_THE REQUEST_.
Extract each line where the string "model" shows up.

_GIVEN DATA_.
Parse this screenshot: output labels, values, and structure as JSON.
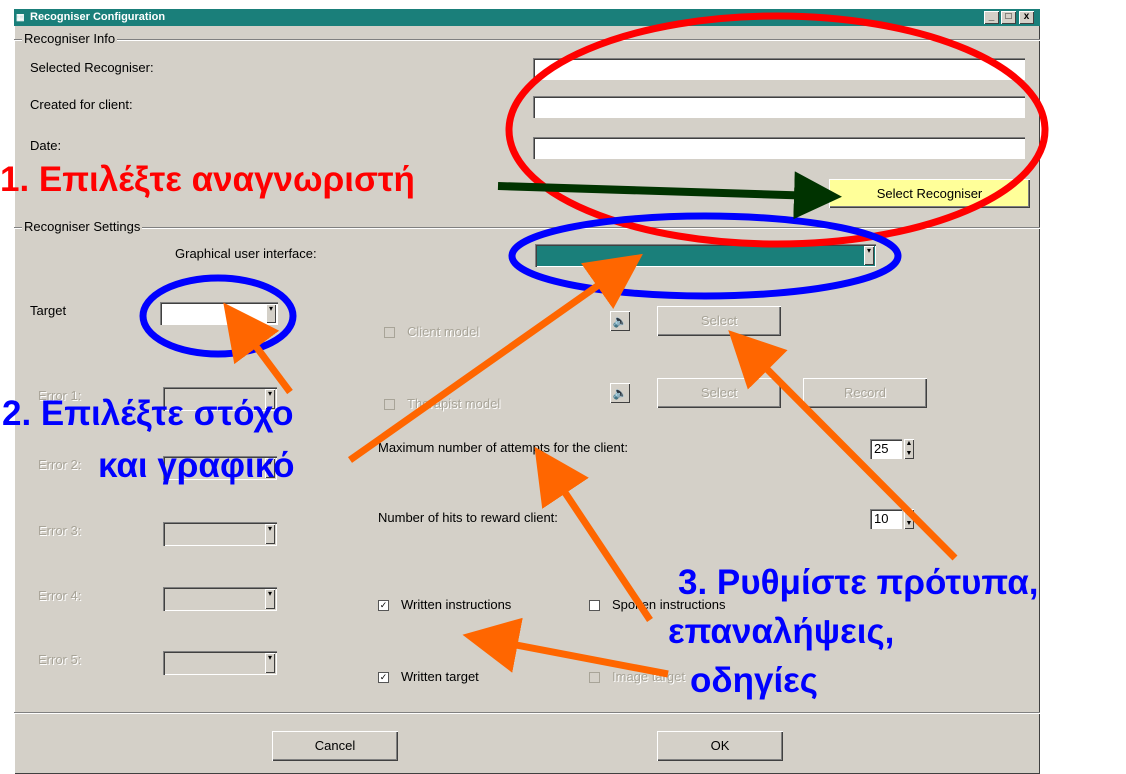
{
  "window": {
    "title": "Recogniser Configuration",
    "controls": [
      "_",
      "□",
      "x"
    ]
  },
  "info_group": {
    "title": "Recogniser Info",
    "selected_label": "Selected Recogniser:",
    "client_label": "Created for client:",
    "date_label": "Date:",
    "selected_value": "",
    "client_value": "",
    "date_value": "",
    "select_button": "Select Recogniser"
  },
  "settings_group": {
    "title": "Recogniser Settings",
    "gui_label": "Graphical user interface:",
    "gui_value": "",
    "target_label": "Target",
    "target_value": "",
    "errors": [
      "Error 1:",
      "Error 2:",
      "Error 3:",
      "Error 4:",
      "Error 5:"
    ],
    "client_model_label": "Client model",
    "therapist_model_label": "Therapist model",
    "select_button": "Select",
    "record_button": "Record",
    "max_attempts_label": "Maximum number of attempts for the client:",
    "max_attempts_value": "25",
    "hits_label": "Number of hits to reward client:",
    "hits_value": "10",
    "written_instructions": "Written instructions",
    "spoken_instructions": "Spoken instructions",
    "written_target": "Written target",
    "image_target": "Image target"
  },
  "footer": {
    "cancel": "Cancel",
    "ok": "OK"
  },
  "annotations": {
    "step1": "1. Επιλέξτε αναγνωριστή",
    "step2_line1": "2. Επιλέξτε στόχο",
    "step2_line2": "και γραφικό",
    "step3_line1": "3. Ρυθμίστε πρότυπα,",
    "step3_line2": "επαναλήψεις,",
    "step3_line3": "οδηγίες"
  },
  "colors": {
    "title_bar": "#1a7f7a",
    "window_bg": "#d4d0c8",
    "gui_combo": "#1a7f7a",
    "button_yellow": "#ffff99",
    "annot_red": "#ff0000",
    "annot_blue": "#0000ff",
    "arrow_orange": "#ff6600",
    "arrow_green": "#003300"
  }
}
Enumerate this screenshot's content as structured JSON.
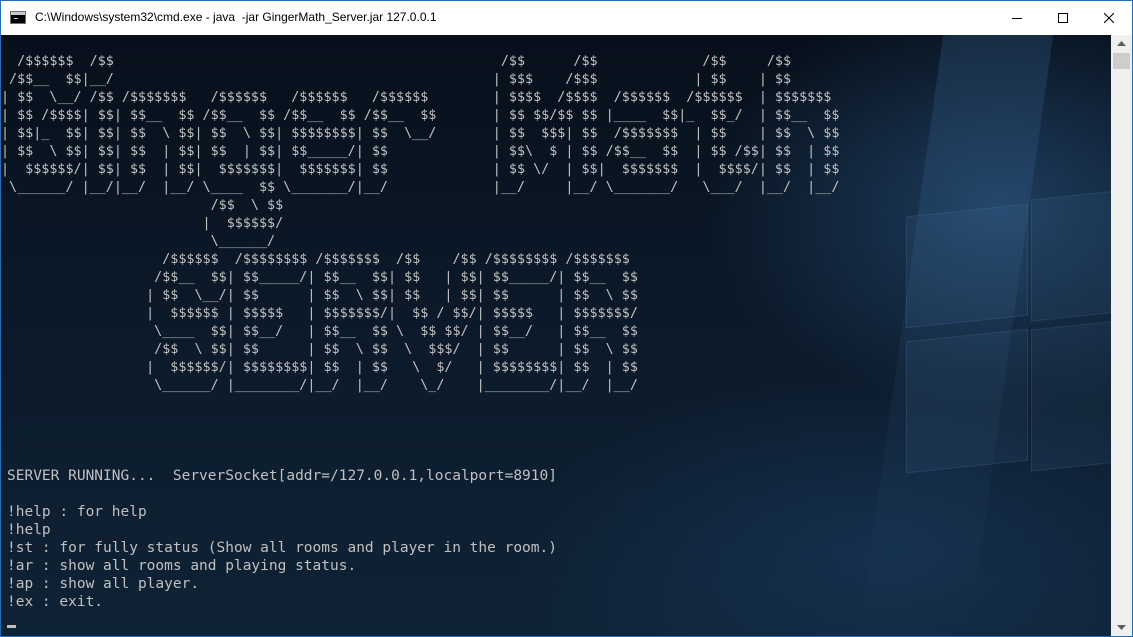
{
  "window": {
    "title": "C:\\Windows\\system32\\cmd.exe - java  -jar GingerMath_Server.jar 127.0.0.1",
    "icon": "cmd-icon",
    "controls": [
      "minimize-icon",
      "maximize-icon",
      "close-icon"
    ]
  },
  "console": {
    "banner_lines": [
      "  /$$$$$$  /$$                                                /$$      /$$             /$$     /$$",
      " /$$__  $$|__/                                               | $$$    /$$$            | $$    | $$",
      "| $$  \\__/ /$$ /$$$$$$$   /$$$$$$   /$$$$$$   /$$$$$$        | $$$$  /$$$$  /$$$$$$  /$$$$$$  | $$$$$$$",
      "| $$ /$$$$| $$| $$__  $$ /$$__  $$ /$$__  $$ /$$__  $$       | $$ $$/$$ $$ |____  $$|_  $$_/  | $$__  $$",
      "| $$|_  $$| $$| $$  \\ $$| $$  \\ $$| $$$$$$$$| $$  \\__/       | $$  $$$| $$  /$$$$$$$  | $$    | $$  \\ $$",
      "| $$  \\ $$| $$| $$  | $$| $$  | $$| $$_____/| $$             | $$\\  $ | $$ /$$__  $$  | $$ /$$| $$  | $$",
      "|  $$$$$$/| $$| $$  | $$|  $$$$$$$|  $$$$$$$| $$             | $$ \\/  | $$|  $$$$$$$  |  $$$$/| $$  | $$",
      " \\______/ |__/|__/  |__/ \\____  $$ \\_______/|__/             |__/     |__/ \\_______/   \\___/  |__/  |__/",
      "                          /$$  \\ $$",
      "                         |  $$$$$$/",
      "                          \\______/",
      "                    /$$$$$$  /$$$$$$$$ /$$$$$$$  /$$    /$$ /$$$$$$$$ /$$$$$$$",
      "                   /$$__  $$| $$_____/| $$__  $$| $$   | $$| $$_____/| $$__  $$",
      "                  | $$  \\__/| $$      | $$  \\ $$| $$   | $$| $$      | $$  \\ $$",
      "                  |  $$$$$$ | $$$$$   | $$$$$$$/|  $$ / $$/| $$$$$   | $$$$$$$/",
      "                   \\____  $$| $$__/   | $$__  $$ \\  $$ $$/ | $$__/   | $$__  $$",
      "                   /$$  \\ $$| $$      | $$  \\ $$  \\  $$$/  | $$      | $$  \\ $$",
      "                  |  $$$$$$/| $$$$$$$$| $$  | $$   \\  $/   | $$$$$$$$| $$  | $$",
      "                   \\______/ |________/|__/  |__/    \\_/    |________/|__/  |__/"
    ],
    "status_line": "SERVER RUNNING...  ServerSocket[addr=/127.0.0.1,localport=8910]",
    "output_lines": [
      "!help : for help",
      "!help",
      "!st : for fully status (Show all rooms and player in the room.)",
      "!ar : show all rooms and playing status.",
      "!ap : show all player.",
      "!ex : exit."
    ]
  },
  "colors": {
    "console_text": "#c0c0c0",
    "titlebar_bg": "#ffffff",
    "window_border": "#1e6fbf"
  }
}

_EXERCISE ANSWER_.
    "client_model_label": "Client model",
    "therapist_model_label": "Therapist model",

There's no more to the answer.